• Task details
Check every line of the entries that follow, and copy the ones containing "label".

• Data shown
■ ■ ■ ■

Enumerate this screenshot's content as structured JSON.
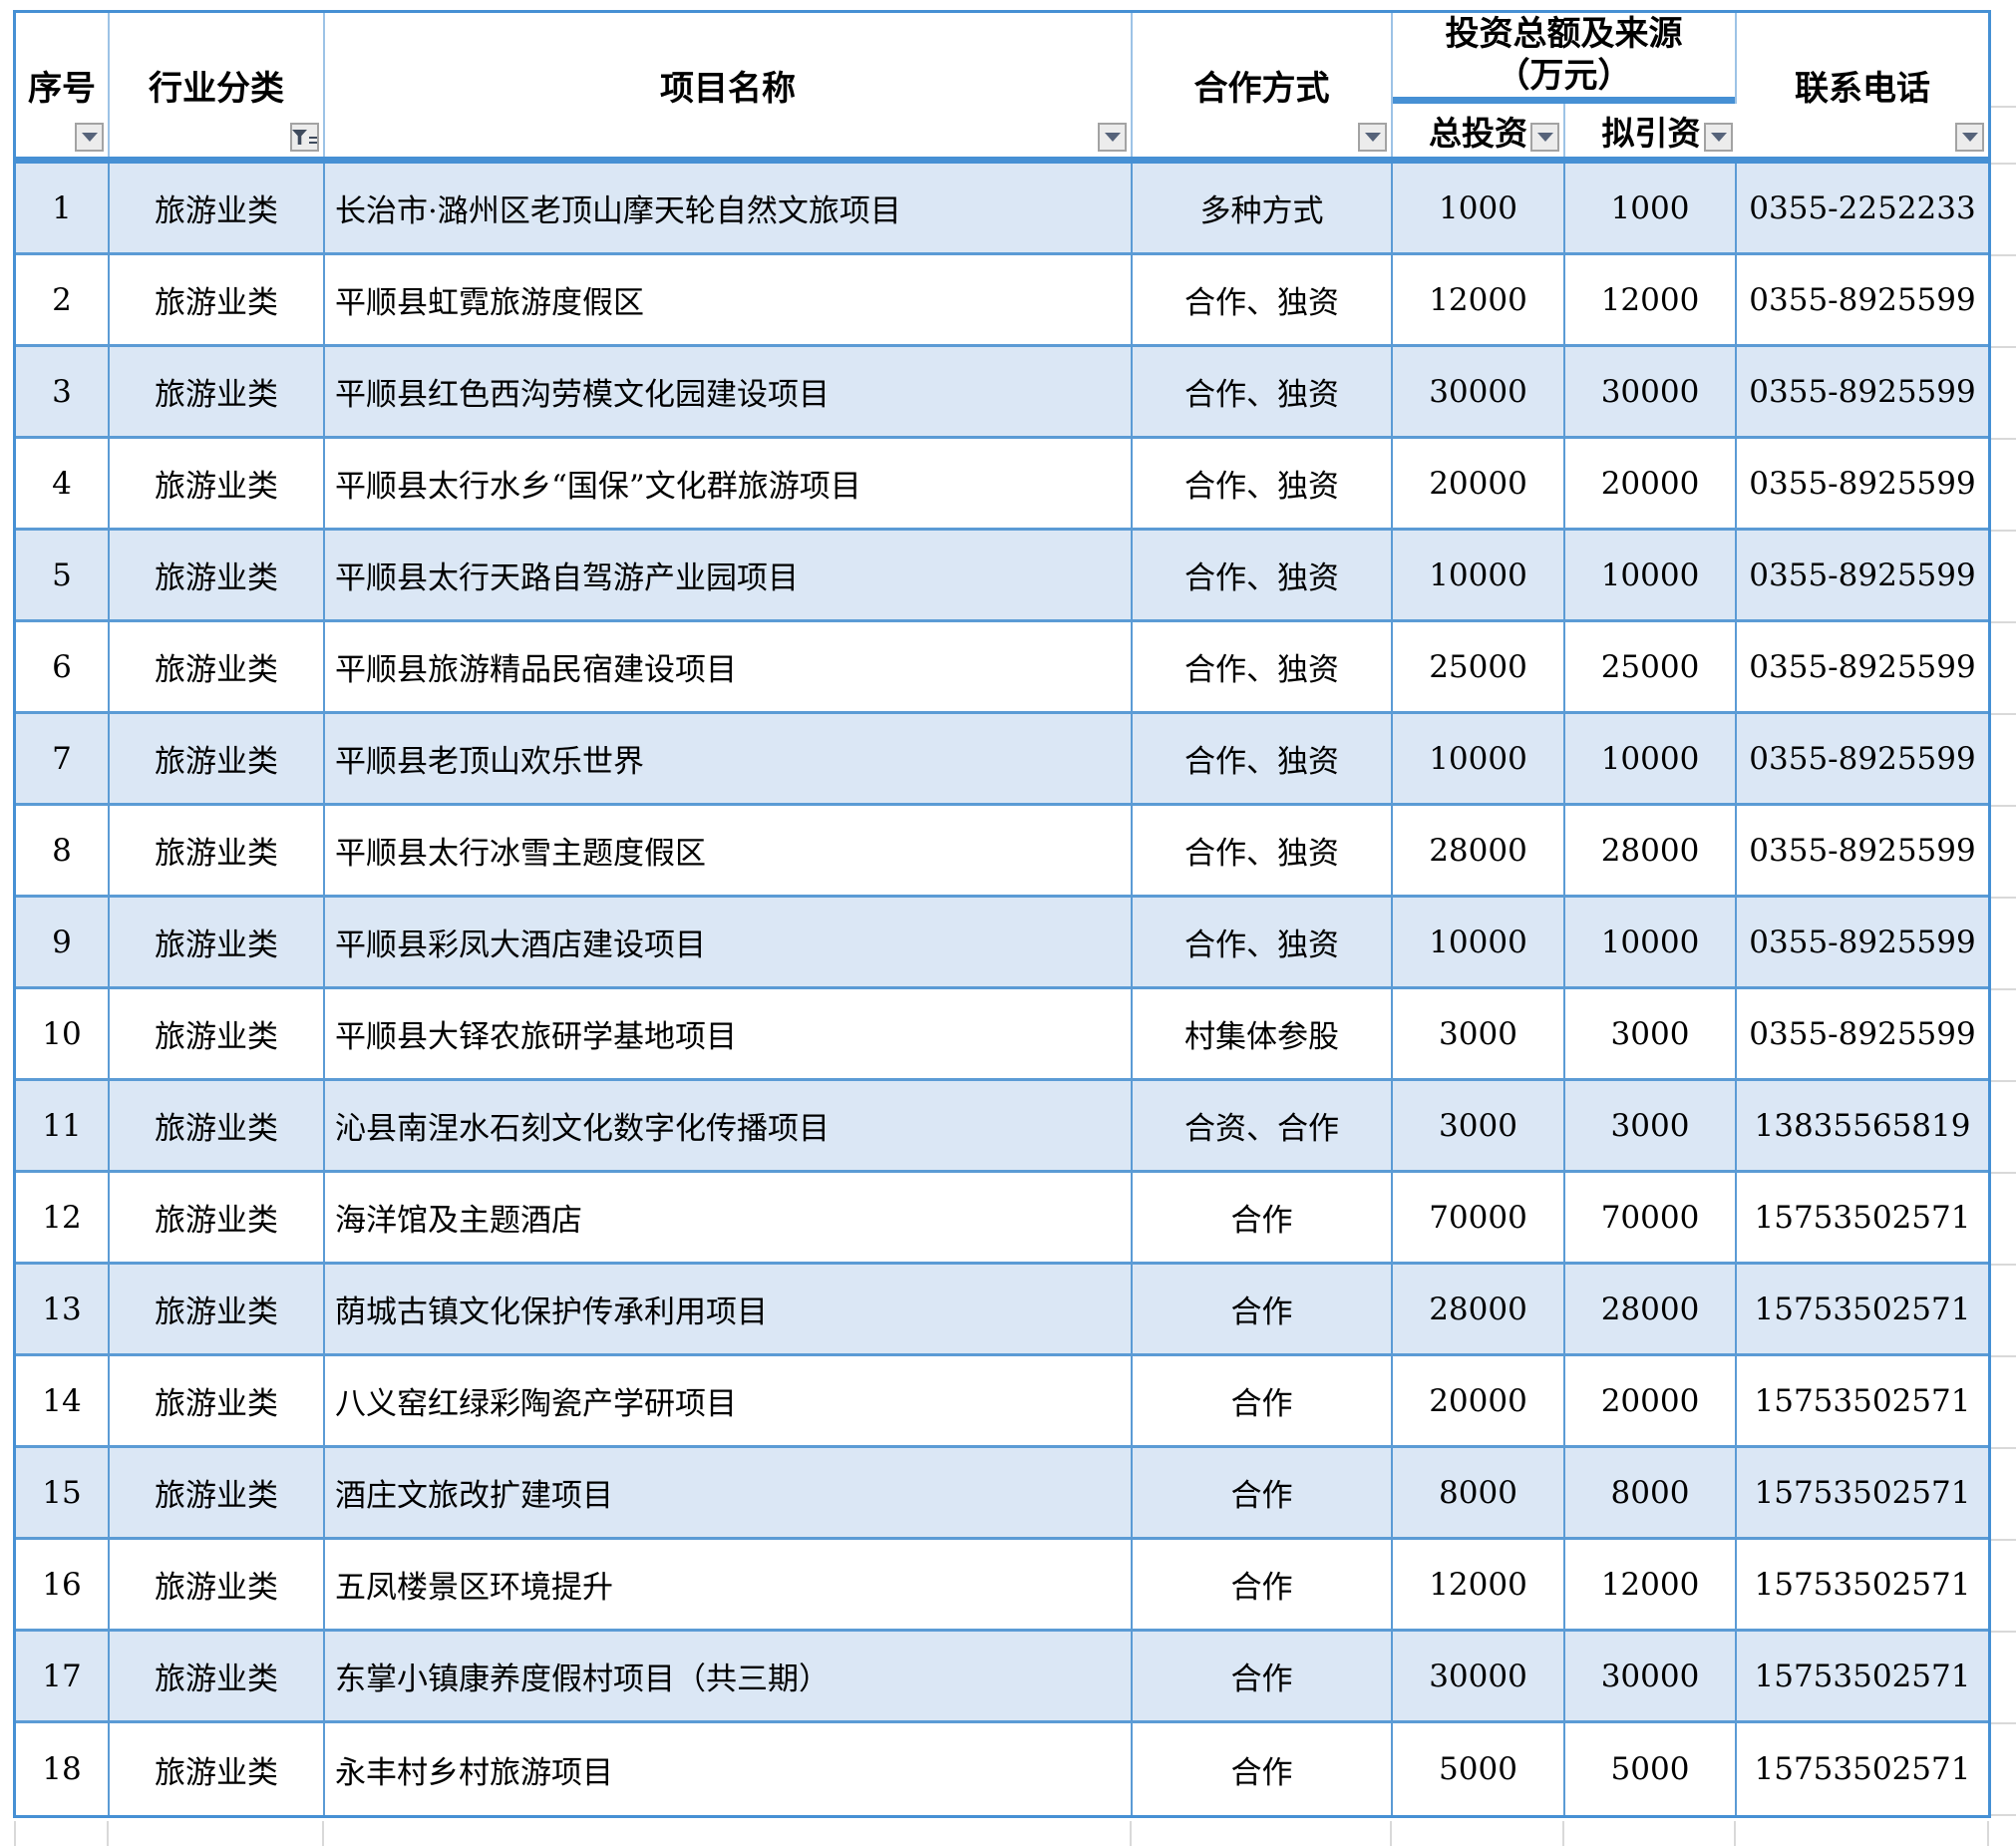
{
  "table": {
    "investment_group": {
      "line1": "投资总额及来源",
      "line2": "（万元）"
    },
    "columns": [
      {
        "key": "seq",
        "label": "序号",
        "filter": "dropdown"
      },
      {
        "key": "industry",
        "label": "行业分类",
        "filter": "active-filter"
      },
      {
        "key": "project",
        "label": "项目名称",
        "filter": "dropdown"
      },
      {
        "key": "method",
        "label": "合作方式",
        "filter": "dropdown"
      },
      {
        "key": "total",
        "label": "总投资",
        "filter": "dropdown"
      },
      {
        "key": "proposed",
        "label": "拟引资",
        "filter": "dropdown"
      },
      {
        "key": "phone",
        "label": "联系电话",
        "filter": "dropdown"
      }
    ],
    "rows": [
      {
        "seq": "1",
        "industry": "旅游业类",
        "project": "长治市·潞州区老顶山摩天轮自然文旅项目",
        "method": "多种方式",
        "total": "1000",
        "proposed": "1000",
        "phone": "0355-2252233"
      },
      {
        "seq": "2",
        "industry": "旅游业类",
        "project": "平顺县虹霓旅游度假区",
        "method": "合作、独资",
        "total": "12000",
        "proposed": "12000",
        "phone": "0355-8925599"
      },
      {
        "seq": "3",
        "industry": "旅游业类",
        "project": "平顺县红色西沟劳模文化园建设项目",
        "method": "合作、独资",
        "total": "30000",
        "proposed": "30000",
        "phone": "0355-8925599"
      },
      {
        "seq": "4",
        "industry": "旅游业类",
        "project": "平顺县太行水乡“国保”文化群旅游项目",
        "method": "合作、独资",
        "total": "20000",
        "proposed": "20000",
        "phone": "0355-8925599"
      },
      {
        "seq": "5",
        "industry": "旅游业类",
        "project": "平顺县太行天路自驾游产业园项目",
        "method": "合作、独资",
        "total": "10000",
        "proposed": "10000",
        "phone": "0355-8925599"
      },
      {
        "seq": "6",
        "industry": "旅游业类",
        "project": "平顺县旅游精品民宿建设项目",
        "method": "合作、独资",
        "total": "25000",
        "proposed": "25000",
        "phone": "0355-8925599"
      },
      {
        "seq": "7",
        "industry": "旅游业类",
        "project": "平顺县老顶山欢乐世界",
        "method": "合作、独资",
        "total": "10000",
        "proposed": "10000",
        "phone": "0355-8925599"
      },
      {
        "seq": "8",
        "industry": "旅游业类",
        "project": "平顺县太行冰雪主题度假区",
        "method": "合作、独资",
        "total": "28000",
        "proposed": "28000",
        "phone": "0355-8925599"
      },
      {
        "seq": "9",
        "industry": "旅游业类",
        "project": "平顺县彩凤大酒店建设项目",
        "method": "合作、独资",
        "total": "10000",
        "proposed": "10000",
        "phone": "0355-8925599"
      },
      {
        "seq": "10",
        "industry": "旅游业类",
        "project": "平顺县大铎农旅研学基地项目",
        "method": "村集体参股",
        "total": "3000",
        "proposed": "3000",
        "phone": "0355-8925599"
      },
      {
        "seq": "11",
        "industry": "旅游业类",
        "project": "沁县南涅水石刻文化数字化传播项目",
        "method": "合资、合作",
        "total": "3000",
        "proposed": "3000",
        "phone": "13835565819"
      },
      {
        "seq": "12",
        "industry": "旅游业类",
        "project": "海洋馆及主题酒店",
        "method": "合作",
        "total": "70000",
        "proposed": "70000",
        "phone": "15753502571"
      },
      {
        "seq": "13",
        "industry": "旅游业类",
        "project": "荫城古镇文化保护传承利用项目",
        "method": "合作",
        "total": "28000",
        "proposed": "28000",
        "phone": "15753502571"
      },
      {
        "seq": "14",
        "industry": "旅游业类",
        "project": "八义窑红绿彩陶瓷产学研项目",
        "method": "合作",
        "total": "20000",
        "proposed": "20000",
        "phone": "15753502571"
      },
      {
        "seq": "15",
        "industry": "旅游业类",
        "project": "酒庄文旅改扩建项目",
        "method": "合作",
        "total": "8000",
        "proposed": "8000",
        "phone": "15753502571"
      },
      {
        "seq": "16",
        "industry": "旅游业类",
        "project": "五凤楼景区环境提升",
        "method": "合作",
        "total": "12000",
        "proposed": "12000",
        "phone": "15753502571"
      },
      {
        "seq": "17",
        "industry": "旅游业类",
        "project": "东掌小镇康养度假村项目（共三期）",
        "method": "合作",
        "total": "30000",
        "proposed": "30000",
        "phone": "15753502571"
      },
      {
        "seq": "18",
        "industry": "旅游业类",
        "project": "永丰村乡村旅游项目",
        "method": "合作",
        "total": "5000",
        "proposed": "5000",
        "phone": "15753502571"
      }
    ]
  },
  "icons": {
    "filter_dropdown": "dropdown-arrow",
    "filter_active": "funnel-with-equals"
  },
  "colors": {
    "border_blue": "#5b9bd5",
    "thick_border_blue": "#4690d4",
    "header_divider_blue": "#9dc3e6",
    "band_blue": "#dbe7f5",
    "filter_button_bg": "#ececec",
    "filter_button_border": "#a3a3a3",
    "filter_glyph": "#3e4a5c",
    "margin_gridline_gray": "#d9d9d9",
    "text": "#000000"
  }
}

■ ■ ■ ■

• The completed task
        "label": "序号",
        "label": "行业分类",
        "label": "项目名称",
        "label": "合作方式",
        "label": "总投资",
        "label": "拟引资",
        "label": "联系电话",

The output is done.